**EXERCISE DIRECTIONS**
Report all lines holding "الترمـذي".

**INFORMATION GIVEN**

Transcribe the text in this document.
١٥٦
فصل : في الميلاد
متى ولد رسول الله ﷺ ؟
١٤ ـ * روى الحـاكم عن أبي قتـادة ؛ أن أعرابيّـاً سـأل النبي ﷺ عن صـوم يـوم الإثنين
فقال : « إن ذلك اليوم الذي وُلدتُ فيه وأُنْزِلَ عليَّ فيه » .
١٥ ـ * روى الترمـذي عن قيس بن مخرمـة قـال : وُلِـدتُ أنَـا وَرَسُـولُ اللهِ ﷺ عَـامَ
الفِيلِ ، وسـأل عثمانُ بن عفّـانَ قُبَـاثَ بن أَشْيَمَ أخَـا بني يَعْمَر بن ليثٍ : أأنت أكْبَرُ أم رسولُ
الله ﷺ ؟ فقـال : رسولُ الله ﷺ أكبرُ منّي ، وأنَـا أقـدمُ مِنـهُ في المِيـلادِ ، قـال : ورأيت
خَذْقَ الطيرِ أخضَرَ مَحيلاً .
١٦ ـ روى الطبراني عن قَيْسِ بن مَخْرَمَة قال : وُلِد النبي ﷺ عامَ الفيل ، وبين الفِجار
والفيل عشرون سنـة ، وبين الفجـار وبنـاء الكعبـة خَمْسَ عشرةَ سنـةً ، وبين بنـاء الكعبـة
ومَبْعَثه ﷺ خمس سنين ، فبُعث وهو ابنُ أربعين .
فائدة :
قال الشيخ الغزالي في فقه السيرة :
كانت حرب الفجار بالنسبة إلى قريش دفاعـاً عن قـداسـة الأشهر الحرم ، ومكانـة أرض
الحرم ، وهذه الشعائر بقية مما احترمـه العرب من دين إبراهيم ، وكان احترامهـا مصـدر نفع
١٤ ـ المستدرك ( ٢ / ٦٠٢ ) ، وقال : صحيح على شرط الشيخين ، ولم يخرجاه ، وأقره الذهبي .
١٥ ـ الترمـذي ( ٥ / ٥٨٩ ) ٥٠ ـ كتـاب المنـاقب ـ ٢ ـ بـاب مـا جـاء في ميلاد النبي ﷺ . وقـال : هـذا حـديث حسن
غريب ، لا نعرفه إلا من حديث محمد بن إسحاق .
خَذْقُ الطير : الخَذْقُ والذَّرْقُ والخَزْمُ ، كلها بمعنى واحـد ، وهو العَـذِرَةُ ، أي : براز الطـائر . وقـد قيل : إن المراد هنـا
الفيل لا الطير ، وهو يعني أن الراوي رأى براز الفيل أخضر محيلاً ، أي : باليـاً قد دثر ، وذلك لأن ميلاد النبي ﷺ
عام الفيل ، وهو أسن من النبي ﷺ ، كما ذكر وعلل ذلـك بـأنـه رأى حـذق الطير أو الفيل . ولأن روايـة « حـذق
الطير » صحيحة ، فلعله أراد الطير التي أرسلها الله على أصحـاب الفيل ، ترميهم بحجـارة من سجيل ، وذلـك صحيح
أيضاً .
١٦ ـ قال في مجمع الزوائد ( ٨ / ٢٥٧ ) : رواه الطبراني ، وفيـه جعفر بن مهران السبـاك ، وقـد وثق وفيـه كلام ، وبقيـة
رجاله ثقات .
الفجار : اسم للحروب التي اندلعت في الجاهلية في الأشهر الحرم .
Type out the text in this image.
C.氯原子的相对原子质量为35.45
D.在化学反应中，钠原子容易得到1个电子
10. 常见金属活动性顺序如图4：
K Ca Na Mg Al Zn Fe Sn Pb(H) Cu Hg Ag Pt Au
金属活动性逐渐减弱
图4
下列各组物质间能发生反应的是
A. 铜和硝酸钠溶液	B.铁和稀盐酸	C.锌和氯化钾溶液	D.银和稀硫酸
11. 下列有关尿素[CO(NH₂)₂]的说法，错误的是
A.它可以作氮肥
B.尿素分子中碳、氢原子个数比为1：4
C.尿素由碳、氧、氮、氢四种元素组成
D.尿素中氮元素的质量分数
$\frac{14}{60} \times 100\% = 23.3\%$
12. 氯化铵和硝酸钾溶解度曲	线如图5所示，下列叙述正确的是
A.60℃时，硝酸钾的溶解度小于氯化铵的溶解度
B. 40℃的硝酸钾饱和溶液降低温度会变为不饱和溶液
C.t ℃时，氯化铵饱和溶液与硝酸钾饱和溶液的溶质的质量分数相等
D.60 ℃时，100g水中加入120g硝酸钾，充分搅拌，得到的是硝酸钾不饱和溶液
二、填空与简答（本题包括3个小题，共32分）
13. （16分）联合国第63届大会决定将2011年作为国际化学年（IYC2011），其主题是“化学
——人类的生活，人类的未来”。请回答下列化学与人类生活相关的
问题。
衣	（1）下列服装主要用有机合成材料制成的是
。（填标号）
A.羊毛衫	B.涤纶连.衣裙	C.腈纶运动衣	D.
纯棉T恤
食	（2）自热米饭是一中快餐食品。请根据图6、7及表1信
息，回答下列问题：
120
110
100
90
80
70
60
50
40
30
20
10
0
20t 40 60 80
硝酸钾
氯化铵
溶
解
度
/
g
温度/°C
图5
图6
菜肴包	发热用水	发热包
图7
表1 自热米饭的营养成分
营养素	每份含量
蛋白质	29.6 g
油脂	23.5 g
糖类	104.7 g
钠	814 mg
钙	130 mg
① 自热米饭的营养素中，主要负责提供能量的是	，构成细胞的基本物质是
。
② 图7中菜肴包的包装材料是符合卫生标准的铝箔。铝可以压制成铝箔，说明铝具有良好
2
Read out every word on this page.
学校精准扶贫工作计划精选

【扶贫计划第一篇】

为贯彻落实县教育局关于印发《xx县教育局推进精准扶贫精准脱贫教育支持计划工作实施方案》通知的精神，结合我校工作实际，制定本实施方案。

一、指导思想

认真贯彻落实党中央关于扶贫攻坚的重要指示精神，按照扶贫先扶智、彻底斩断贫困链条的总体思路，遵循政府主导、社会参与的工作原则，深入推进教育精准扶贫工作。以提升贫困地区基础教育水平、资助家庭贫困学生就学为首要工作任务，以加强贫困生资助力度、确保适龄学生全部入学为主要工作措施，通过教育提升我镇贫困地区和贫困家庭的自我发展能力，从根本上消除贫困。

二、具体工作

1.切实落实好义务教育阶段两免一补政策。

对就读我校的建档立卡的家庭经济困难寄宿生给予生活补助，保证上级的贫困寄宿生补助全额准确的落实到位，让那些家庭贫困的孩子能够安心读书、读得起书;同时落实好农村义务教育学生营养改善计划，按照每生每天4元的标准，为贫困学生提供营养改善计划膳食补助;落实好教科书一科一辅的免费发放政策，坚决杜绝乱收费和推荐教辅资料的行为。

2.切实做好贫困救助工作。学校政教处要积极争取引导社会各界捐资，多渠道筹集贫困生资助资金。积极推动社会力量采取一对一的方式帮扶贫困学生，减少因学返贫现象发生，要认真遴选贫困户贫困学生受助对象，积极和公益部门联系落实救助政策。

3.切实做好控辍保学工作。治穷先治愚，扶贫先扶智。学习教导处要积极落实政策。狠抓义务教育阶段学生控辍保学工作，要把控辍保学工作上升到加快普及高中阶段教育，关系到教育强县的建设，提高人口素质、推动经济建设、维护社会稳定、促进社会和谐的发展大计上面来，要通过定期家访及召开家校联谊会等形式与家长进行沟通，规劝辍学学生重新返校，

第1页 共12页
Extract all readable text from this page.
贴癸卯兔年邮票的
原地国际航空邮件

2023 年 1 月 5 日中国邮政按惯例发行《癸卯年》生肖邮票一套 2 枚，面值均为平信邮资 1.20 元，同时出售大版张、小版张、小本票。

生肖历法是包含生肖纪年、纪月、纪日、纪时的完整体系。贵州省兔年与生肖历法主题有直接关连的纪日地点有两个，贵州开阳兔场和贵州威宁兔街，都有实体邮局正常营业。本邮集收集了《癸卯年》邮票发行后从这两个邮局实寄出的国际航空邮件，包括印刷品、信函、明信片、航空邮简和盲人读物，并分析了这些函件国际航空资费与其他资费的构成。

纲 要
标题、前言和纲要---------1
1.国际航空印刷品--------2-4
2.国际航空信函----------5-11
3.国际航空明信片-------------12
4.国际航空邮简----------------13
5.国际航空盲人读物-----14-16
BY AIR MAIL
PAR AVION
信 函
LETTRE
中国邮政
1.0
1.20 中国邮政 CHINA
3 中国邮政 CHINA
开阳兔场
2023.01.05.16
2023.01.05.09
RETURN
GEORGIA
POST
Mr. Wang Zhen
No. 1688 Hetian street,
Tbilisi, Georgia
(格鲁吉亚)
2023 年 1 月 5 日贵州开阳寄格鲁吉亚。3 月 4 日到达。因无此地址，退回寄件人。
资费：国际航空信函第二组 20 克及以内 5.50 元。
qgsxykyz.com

**SOLUTION FOR THIS PROBLEM**
١٥ ـ * روى الترمـذي عن قيس بن مخرمـة قـال : وُلِـدتُ أنَـا وَرَسُـولُ اللهِ ﷺ عَـامَ
١٥ ـ الترمـذي ( ٥ / ٥٨٩ ) ٥٠ ـ كتـاب المنـاقب ـ ٢ ـ بـاب مـا جـاء في ميلاد النبي ﷺ . وقـال : هـذا حـديث حسن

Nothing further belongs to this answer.